# Your objective
Identify each line holding the string "JSON" and copy it.

# Figure content listings
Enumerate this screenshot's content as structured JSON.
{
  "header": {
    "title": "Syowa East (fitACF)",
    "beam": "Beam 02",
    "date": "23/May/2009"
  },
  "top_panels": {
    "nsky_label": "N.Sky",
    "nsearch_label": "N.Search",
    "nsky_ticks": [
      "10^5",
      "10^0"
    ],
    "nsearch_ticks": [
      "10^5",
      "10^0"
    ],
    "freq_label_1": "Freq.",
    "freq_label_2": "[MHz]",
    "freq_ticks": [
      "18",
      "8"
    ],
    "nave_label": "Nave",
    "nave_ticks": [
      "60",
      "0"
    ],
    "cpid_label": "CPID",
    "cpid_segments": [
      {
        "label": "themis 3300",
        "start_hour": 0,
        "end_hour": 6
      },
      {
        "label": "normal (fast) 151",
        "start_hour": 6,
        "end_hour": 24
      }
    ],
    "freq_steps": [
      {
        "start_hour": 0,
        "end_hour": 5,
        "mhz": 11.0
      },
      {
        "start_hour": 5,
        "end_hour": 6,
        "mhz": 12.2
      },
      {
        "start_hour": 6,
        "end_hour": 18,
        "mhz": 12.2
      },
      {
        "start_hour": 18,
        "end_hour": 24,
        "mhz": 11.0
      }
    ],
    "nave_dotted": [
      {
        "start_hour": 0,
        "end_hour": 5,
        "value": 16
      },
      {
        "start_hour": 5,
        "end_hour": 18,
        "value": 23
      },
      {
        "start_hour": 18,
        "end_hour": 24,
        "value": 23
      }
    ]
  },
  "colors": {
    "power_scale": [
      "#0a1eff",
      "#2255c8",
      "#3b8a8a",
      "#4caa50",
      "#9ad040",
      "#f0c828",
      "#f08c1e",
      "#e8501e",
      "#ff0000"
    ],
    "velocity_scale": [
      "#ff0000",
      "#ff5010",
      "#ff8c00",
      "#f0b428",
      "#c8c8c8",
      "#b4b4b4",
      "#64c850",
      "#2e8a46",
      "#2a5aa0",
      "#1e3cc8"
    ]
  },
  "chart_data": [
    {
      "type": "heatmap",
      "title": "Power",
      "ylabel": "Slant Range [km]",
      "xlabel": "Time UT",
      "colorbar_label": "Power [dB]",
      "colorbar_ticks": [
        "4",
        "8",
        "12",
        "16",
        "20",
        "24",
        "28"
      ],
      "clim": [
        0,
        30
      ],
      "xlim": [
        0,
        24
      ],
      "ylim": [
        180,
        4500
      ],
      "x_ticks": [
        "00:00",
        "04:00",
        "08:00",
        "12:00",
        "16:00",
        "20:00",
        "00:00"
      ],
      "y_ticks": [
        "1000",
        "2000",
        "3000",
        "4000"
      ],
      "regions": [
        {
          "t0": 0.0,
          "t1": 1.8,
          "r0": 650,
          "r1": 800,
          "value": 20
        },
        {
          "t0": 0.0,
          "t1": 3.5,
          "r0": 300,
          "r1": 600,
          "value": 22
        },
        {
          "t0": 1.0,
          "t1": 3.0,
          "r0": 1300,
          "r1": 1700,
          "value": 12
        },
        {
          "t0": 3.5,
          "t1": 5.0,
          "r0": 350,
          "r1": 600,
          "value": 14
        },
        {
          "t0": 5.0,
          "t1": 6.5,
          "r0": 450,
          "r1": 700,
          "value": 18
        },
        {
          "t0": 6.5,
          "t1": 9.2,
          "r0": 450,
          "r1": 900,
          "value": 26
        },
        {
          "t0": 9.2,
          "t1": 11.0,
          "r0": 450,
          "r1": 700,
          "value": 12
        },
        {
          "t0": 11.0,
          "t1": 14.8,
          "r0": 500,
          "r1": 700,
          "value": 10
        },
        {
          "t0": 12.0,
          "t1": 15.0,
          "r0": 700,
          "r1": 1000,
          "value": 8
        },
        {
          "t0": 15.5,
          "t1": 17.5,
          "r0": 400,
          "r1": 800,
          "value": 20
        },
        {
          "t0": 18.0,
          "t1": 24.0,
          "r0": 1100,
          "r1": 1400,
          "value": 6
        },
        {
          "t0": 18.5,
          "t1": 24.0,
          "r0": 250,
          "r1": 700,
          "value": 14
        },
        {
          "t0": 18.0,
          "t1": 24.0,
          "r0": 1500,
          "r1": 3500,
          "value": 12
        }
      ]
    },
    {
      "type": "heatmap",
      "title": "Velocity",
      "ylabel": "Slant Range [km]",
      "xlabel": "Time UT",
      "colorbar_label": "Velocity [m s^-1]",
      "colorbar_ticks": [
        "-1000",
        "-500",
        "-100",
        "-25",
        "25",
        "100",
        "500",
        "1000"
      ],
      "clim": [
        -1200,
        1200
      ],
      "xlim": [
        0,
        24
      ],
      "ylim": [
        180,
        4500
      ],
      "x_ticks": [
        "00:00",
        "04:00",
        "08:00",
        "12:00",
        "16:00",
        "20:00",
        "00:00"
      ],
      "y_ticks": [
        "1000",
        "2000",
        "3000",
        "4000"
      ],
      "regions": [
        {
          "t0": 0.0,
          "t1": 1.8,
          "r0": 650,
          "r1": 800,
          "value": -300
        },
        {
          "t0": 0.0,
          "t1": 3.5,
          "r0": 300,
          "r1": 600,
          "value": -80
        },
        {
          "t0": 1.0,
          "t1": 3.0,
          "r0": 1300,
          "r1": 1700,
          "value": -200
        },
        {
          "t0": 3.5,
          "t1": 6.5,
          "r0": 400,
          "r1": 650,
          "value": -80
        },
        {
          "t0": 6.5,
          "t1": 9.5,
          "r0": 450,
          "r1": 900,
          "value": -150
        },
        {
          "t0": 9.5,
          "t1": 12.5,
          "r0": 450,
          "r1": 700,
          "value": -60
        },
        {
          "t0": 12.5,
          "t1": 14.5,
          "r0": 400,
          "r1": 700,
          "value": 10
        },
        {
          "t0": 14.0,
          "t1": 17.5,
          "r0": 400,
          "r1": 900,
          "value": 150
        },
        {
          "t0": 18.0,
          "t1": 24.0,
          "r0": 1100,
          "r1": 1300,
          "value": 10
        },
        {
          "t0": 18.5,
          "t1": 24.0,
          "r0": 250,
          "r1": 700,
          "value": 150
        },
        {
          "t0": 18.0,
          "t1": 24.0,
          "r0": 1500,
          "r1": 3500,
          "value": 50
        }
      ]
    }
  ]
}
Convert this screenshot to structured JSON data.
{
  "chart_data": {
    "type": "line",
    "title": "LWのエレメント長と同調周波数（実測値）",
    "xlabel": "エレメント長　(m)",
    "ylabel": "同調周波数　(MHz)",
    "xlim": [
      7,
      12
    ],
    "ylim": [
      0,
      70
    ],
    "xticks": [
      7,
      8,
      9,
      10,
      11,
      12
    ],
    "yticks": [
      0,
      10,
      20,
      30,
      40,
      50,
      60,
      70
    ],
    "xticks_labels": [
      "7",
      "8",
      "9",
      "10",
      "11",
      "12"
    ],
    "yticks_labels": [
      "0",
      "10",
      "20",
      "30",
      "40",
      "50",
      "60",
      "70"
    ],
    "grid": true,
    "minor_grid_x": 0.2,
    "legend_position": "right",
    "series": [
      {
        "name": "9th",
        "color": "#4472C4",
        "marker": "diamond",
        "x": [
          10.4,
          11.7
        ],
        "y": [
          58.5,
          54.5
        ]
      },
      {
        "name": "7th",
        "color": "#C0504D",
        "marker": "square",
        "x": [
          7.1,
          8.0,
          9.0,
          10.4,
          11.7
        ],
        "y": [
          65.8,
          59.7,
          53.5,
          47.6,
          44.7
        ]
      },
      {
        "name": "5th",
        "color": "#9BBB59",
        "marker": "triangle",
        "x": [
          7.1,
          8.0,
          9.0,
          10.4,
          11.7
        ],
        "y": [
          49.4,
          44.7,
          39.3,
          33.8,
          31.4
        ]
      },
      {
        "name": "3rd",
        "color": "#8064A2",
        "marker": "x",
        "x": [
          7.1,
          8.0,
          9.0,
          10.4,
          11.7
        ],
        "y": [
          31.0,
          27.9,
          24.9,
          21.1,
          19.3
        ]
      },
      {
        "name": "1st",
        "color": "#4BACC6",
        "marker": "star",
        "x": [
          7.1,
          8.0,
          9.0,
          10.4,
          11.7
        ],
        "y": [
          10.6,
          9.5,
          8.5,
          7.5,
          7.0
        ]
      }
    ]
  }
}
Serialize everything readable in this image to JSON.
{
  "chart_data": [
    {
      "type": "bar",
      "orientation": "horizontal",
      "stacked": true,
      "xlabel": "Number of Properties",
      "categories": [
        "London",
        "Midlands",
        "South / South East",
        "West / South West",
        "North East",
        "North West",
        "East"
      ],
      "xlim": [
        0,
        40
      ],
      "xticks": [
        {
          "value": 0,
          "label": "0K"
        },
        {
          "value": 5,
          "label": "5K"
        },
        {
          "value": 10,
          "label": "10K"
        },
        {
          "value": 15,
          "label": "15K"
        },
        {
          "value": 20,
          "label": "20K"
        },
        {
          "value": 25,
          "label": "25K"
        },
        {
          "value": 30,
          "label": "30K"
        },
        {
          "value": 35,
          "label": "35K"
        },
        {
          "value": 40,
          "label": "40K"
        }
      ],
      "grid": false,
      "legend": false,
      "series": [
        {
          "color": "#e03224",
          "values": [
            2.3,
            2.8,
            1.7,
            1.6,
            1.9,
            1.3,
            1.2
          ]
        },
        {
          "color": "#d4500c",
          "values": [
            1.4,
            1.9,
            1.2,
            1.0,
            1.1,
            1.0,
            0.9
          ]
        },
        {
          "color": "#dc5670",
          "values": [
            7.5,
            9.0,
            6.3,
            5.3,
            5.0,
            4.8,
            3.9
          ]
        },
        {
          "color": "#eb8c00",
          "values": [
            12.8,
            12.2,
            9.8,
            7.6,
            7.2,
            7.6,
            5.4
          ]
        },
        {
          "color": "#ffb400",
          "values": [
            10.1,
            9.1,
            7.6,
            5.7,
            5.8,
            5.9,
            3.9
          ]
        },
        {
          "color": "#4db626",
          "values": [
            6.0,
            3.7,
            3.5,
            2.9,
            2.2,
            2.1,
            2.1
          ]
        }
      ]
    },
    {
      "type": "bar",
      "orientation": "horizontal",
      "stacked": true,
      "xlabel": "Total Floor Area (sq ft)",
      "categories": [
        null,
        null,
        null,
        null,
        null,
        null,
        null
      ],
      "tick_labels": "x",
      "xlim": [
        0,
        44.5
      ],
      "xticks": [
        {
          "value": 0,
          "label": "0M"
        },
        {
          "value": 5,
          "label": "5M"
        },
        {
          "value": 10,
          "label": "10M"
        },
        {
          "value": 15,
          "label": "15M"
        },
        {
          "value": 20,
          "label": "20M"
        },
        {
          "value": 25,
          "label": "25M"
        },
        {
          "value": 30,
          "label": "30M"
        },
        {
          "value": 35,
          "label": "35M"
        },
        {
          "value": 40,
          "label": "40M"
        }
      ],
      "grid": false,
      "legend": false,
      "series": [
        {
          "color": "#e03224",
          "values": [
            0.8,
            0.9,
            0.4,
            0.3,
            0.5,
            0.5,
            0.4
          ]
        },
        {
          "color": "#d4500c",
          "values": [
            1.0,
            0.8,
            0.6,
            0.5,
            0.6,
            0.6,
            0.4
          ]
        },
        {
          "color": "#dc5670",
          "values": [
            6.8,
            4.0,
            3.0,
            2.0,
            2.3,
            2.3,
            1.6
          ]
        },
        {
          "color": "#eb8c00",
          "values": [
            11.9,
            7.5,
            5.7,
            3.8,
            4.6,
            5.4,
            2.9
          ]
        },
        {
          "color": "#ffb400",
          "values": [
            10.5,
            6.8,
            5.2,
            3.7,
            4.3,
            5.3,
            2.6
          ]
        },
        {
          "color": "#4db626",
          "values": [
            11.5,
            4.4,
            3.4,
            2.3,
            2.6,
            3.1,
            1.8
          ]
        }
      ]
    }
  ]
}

# Response
Enumerate this screenshot's content as structured JSON.
Convert this screenshot to structured JSON data.
Serialize everything readable in this image to JSON.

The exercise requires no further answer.